▶ Dataset entries

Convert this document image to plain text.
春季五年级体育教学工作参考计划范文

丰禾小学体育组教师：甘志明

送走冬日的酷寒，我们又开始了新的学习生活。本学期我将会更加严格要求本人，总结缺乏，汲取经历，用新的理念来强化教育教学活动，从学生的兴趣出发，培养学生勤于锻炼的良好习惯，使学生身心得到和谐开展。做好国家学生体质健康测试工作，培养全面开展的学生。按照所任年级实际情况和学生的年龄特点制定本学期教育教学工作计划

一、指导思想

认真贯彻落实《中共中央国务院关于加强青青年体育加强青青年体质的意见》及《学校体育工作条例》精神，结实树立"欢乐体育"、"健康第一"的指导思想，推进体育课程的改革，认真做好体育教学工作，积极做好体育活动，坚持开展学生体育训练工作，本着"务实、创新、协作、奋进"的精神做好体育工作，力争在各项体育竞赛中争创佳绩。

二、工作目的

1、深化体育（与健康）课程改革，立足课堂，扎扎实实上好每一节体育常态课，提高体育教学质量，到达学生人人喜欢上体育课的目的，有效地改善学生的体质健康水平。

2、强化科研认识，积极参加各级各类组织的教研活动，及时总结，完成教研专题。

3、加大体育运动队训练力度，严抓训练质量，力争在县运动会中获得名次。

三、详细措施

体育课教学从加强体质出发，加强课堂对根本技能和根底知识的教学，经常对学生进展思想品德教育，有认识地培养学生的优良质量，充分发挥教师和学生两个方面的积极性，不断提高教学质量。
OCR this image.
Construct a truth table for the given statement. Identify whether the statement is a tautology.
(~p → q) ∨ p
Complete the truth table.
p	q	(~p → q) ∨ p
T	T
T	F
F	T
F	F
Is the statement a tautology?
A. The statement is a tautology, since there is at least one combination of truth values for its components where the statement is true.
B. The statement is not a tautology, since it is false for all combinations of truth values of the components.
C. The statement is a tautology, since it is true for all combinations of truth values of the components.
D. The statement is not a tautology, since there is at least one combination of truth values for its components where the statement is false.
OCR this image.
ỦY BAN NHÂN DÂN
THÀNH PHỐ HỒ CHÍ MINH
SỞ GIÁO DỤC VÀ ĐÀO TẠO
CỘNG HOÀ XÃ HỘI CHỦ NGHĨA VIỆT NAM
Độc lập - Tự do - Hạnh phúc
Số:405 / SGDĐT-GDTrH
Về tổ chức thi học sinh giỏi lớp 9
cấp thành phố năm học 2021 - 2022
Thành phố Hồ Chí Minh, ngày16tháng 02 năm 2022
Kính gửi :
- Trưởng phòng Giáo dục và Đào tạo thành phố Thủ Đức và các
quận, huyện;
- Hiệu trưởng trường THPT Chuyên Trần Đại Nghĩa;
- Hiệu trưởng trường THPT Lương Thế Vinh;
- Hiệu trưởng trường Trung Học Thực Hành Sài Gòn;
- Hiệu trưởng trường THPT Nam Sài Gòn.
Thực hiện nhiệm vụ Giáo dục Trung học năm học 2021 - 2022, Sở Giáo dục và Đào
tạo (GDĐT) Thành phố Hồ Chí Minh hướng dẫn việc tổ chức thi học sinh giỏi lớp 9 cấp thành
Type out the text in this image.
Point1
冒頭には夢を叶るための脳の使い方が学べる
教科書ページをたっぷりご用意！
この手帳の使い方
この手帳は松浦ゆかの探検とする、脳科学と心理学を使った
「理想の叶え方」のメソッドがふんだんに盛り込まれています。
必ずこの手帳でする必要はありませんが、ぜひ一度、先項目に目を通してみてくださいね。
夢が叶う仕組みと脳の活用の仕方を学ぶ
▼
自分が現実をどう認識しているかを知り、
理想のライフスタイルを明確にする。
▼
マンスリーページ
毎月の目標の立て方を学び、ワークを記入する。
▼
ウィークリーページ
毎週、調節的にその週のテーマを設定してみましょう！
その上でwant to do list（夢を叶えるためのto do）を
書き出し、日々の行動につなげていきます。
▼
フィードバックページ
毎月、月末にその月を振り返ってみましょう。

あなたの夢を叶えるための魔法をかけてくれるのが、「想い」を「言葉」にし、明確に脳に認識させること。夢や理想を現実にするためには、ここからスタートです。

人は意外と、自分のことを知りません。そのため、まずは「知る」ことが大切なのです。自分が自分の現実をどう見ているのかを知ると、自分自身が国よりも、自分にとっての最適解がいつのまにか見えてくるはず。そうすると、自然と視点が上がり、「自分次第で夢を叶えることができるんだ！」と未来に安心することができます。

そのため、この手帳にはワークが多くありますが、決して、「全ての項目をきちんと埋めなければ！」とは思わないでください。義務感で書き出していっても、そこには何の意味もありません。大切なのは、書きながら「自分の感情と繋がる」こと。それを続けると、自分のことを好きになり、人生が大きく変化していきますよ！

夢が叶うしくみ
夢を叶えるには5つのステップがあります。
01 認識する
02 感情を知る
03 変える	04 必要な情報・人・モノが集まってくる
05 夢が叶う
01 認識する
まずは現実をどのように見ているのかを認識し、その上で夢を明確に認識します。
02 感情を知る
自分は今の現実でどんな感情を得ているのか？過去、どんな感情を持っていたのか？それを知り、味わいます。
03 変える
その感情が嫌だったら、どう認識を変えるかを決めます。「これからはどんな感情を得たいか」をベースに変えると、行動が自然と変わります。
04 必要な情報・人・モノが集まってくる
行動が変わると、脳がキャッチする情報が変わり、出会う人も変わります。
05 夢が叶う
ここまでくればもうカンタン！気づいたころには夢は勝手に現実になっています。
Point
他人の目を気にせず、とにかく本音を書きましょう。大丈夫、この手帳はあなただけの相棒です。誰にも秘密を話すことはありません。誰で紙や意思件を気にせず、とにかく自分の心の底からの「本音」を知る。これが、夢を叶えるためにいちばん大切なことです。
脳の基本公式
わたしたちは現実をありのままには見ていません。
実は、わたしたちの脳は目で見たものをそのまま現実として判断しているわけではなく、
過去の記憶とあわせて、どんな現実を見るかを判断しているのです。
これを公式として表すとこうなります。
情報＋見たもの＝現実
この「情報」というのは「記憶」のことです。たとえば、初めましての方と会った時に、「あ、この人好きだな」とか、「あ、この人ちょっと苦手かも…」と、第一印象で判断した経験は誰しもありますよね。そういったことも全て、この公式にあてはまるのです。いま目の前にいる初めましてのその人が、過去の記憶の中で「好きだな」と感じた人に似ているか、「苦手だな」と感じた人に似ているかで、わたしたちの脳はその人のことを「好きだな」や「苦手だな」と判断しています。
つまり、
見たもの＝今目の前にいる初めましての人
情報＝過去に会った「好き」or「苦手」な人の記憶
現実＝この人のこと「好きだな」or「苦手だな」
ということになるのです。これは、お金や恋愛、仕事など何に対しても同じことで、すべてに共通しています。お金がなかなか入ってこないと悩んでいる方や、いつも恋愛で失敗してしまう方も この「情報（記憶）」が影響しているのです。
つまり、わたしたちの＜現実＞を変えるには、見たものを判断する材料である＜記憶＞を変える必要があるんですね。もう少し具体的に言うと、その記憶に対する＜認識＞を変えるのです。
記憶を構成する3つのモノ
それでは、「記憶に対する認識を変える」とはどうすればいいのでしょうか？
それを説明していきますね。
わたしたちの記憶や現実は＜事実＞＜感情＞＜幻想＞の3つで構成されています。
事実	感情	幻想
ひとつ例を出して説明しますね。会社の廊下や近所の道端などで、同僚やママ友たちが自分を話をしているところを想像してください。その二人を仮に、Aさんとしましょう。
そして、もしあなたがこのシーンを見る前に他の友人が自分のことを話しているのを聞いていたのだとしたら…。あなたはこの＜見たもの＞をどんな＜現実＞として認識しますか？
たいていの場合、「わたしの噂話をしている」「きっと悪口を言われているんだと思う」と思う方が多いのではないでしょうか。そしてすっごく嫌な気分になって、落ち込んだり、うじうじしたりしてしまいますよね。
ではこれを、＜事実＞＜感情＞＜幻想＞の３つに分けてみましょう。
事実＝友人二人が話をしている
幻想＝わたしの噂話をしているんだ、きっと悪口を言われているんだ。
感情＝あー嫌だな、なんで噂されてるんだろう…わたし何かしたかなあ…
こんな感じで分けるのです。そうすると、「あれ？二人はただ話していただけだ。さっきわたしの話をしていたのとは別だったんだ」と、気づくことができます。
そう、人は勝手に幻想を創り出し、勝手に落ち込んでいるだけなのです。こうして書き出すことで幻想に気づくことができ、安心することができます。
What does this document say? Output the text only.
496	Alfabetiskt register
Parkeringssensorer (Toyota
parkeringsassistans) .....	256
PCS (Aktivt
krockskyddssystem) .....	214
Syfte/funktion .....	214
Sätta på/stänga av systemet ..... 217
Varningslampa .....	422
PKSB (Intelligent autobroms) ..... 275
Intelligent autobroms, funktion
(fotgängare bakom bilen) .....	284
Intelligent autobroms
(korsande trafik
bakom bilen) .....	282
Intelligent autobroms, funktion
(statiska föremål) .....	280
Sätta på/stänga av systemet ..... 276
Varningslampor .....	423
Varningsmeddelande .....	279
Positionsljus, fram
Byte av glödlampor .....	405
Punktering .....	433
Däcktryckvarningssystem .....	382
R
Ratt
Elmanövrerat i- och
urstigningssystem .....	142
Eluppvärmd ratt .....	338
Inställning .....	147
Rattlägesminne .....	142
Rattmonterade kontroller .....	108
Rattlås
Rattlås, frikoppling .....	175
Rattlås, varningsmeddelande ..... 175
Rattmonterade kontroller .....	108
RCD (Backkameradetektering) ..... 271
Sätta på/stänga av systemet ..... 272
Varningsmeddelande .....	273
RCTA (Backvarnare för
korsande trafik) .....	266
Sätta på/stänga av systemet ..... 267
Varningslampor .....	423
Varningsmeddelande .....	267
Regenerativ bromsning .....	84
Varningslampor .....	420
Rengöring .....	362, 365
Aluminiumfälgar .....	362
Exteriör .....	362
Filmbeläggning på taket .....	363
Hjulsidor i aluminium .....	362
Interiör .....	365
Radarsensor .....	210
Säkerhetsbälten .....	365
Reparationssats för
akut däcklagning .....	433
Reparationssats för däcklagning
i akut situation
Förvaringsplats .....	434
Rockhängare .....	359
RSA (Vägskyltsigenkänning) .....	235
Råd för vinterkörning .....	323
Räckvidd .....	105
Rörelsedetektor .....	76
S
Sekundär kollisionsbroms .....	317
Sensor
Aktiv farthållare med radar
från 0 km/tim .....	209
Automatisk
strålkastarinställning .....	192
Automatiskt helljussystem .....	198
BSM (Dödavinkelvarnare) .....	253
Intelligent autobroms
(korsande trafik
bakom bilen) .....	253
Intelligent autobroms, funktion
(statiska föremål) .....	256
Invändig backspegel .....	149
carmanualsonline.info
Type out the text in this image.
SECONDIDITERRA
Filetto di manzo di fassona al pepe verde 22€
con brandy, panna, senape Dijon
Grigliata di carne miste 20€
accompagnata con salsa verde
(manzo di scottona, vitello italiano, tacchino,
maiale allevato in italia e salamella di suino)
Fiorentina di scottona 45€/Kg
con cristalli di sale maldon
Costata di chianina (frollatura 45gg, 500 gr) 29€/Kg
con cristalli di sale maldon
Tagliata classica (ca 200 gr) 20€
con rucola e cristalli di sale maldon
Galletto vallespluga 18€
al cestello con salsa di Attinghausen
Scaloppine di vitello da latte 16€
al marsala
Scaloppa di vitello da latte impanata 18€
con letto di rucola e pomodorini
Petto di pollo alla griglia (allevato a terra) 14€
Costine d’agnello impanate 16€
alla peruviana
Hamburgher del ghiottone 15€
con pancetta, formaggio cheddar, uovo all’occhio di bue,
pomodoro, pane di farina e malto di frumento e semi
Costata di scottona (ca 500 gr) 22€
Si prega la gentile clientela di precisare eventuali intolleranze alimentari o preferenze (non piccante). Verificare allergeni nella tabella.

▶ Your objective
Find out how many lines in the listing contain the string "statiska". Give the number alone.

▶ Full response
2